* _Extracted records_
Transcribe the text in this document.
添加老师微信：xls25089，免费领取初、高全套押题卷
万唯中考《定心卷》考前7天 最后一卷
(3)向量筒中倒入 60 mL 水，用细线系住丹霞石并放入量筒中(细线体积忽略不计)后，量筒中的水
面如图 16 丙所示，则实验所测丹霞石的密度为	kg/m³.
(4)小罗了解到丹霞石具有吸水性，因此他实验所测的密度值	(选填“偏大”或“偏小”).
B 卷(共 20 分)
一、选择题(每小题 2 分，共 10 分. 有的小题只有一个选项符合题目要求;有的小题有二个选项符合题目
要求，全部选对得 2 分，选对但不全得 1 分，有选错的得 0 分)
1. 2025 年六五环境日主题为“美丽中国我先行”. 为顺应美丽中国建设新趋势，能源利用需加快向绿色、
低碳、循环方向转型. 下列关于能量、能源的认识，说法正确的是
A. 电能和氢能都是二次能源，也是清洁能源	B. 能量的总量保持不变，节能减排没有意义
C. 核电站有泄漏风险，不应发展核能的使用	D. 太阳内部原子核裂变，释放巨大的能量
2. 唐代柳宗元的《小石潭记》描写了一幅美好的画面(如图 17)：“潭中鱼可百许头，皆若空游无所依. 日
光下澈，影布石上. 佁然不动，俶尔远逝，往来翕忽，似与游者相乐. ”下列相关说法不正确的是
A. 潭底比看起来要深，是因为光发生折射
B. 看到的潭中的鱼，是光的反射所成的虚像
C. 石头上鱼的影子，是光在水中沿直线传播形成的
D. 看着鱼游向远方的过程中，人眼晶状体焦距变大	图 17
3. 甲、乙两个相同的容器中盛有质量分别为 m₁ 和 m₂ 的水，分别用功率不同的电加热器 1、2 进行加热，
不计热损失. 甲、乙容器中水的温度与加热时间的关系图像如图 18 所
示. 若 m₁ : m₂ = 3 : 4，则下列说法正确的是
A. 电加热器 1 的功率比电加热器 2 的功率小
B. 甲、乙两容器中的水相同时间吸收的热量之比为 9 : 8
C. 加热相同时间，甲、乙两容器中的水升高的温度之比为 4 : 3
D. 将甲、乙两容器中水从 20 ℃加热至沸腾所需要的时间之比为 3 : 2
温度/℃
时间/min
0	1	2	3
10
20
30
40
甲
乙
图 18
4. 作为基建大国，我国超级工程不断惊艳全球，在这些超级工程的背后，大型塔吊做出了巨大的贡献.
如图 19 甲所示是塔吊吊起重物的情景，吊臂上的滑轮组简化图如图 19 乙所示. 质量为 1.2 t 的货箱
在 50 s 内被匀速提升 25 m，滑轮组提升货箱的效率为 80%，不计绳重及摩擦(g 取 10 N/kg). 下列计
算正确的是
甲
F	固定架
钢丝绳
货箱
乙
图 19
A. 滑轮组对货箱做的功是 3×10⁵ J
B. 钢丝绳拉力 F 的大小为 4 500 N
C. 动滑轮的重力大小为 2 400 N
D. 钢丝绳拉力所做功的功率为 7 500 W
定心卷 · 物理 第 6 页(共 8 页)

* _Exercise instructions_
Write the data back out verbatim.

* _In response_
Transcribe the text in this document.
添加老师微信：xls25089，免费领取初、高全套押题卷
万唯中考《定心卷》考前7天 最后一卷
(3)向量筒中倒入 60 mL 水，用细线系住丹霞石并放入量筒中(细线体积忽略不计)后，量筒中的水
面如图 16 丙所示，则实验所测丹霞石的密度为	kg/m³.
(4)小罗了解到丹霞石具有吸水性，因此他实验所测的密度值	(选填“偏大”或“偏小”).
B 卷(共 20 分)
一、选择题(每小题 2 分，共 10 分. 有的小题只有一个选项符合题目要求;有的小题有二个选项符合题目
要求，全部选对得 2 分，选对但不全得 1 分，有选错的得 0 分)
1. 2025 年六五环境日主题为“美丽中国我先行”. 为顺应美丽中国建设新趋势，能源利用需加快向绿色、
低碳、循环方向转型. 下列关于能量、能源的认识，说法正确的是
A. 电能和氢能都是二次能源，也是清洁能源	B. 能量的总量保持不变，节能减排没有意义
C. 核电站有泄漏风险，不应发展核能的使用	D. 太阳内部原子核裂变，释放巨大的能量
2. 唐代柳宗元的《小石潭记》描写了一幅美好的画面(如图 17)：“潭中鱼可百许头，皆若空游无所依. 日
光下澈，影布石上. 佁然不动，俶尔远逝，往来翕忽，似与游者相乐. ”下列相关说法不正确的是
A. 潭底比看起来要深，是因为光发生折射
B. 看到的潭中的鱼，是光的反射所成的虚像
C. 石头上鱼的影子，是光在水中沿直线传播形成的
D. 看着鱼游向远方的过程中，人眼晶状体焦距变大	图 17
3. 甲、乙两个相同的容器中盛有质量分别为 m₁ 和 m₂ 的水，分别用功率不同的电加热器 1、2 进行加热，
不计热损失. 甲、乙容器中水的温度与加热时间的关系图像如图 18 所
示. 若 m₁ : m₂ = 3 : 4，则下列说法正确的是
A. 电加热器 1 的功率比电加热器 2 的功率小
B. 甲、乙两容器中的水相同时间吸收的热量之比为 9 : 8
C. 加热相同时间，甲、乙两容器中的水升高的温度之比为 4 : 3
D. 将甲、乙两容器中水从 20 ℃加热至沸腾所需要的时间之比为 3 : 2
温度/℃
时间/min
0	1	2	3
10
20
30
40
甲
乙
图 18
4. 作为基建大国，我国超级工程不断惊艳全球，在这些超级工程的背后，大型塔吊做出了巨大的贡献.
如图 19 甲所示是塔吊吊起重物的情景，吊臂上的滑轮组简化图如图 19 乙所示. 质量为 1.2 t 的货箱
在 50 s 内被匀速提升 25 m，滑轮组提升货箱的效率为 80%，不计绳重及摩擦(g 取 10 N/kg). 下列计
算正确的是
甲
F	固定架
钢丝绳
货箱
乙
图 19
A. 滑轮组对货箱做的功是 3×10⁵ J
B. 钢丝绳拉力 F 的大小为 4 500 N
C. 动滑轮的重力大小为 2 400 N
D. 钢丝绳拉力所做功的功率为 7 500 W
定心卷 · 物理 第 6 页(共 8 页)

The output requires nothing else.